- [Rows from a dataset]
···

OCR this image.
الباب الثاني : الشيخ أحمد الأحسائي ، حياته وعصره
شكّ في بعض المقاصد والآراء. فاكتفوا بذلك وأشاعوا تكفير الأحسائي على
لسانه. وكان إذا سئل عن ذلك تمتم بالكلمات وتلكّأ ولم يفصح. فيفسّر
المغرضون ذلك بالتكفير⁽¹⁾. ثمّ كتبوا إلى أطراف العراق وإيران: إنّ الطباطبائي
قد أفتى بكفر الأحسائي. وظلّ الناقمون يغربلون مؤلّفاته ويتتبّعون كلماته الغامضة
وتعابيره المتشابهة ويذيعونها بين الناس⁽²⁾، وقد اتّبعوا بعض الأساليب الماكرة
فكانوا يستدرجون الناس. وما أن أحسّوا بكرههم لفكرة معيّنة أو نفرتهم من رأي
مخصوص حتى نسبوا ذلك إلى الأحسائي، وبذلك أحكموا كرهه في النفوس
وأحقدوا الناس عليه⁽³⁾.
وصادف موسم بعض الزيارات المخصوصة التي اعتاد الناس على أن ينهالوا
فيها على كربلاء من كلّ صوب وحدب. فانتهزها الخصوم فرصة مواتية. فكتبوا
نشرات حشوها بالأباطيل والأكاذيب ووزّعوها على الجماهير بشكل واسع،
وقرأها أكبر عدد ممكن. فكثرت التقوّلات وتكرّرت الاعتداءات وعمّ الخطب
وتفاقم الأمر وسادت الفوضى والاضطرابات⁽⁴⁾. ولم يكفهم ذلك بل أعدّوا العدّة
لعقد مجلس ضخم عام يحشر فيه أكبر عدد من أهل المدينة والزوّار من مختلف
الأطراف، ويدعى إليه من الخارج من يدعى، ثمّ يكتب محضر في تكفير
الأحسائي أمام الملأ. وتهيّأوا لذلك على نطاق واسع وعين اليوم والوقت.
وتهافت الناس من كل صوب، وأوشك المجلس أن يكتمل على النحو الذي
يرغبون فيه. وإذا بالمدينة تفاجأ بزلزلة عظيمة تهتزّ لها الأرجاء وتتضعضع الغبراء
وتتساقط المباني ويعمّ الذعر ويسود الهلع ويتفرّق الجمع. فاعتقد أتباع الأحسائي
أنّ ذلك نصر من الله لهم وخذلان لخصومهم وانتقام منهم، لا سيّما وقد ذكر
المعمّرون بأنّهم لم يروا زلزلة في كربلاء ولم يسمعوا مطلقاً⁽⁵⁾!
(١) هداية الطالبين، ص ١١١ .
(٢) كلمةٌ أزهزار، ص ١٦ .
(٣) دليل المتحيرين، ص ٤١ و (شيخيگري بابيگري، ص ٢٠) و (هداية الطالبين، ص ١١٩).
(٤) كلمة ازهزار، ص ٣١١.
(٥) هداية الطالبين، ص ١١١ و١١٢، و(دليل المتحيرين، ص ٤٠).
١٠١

···

- [Goal] Using the listing above, pull out all lines that hold the word "الناس".

- [Task response]
وتعابيره المتشابهة ويذيعونها بين الناس⁽²⁾، وقد اتّبعوا بعض الأساليب الماكرة
فكانوا يستدرجون الناس. وما أن أحسّوا بكرههم لفكرة معيّنة أو نفرتهم من رأي
وأحقدوا الناس عليه⁽³⁾.
وصادف موسم بعض الزيارات المخصوصة التي اعتاد الناس على أن ينهالوا
وتهافت الناس من كل صوب، وأوشك المجلس أن يكتمل على النحو الذي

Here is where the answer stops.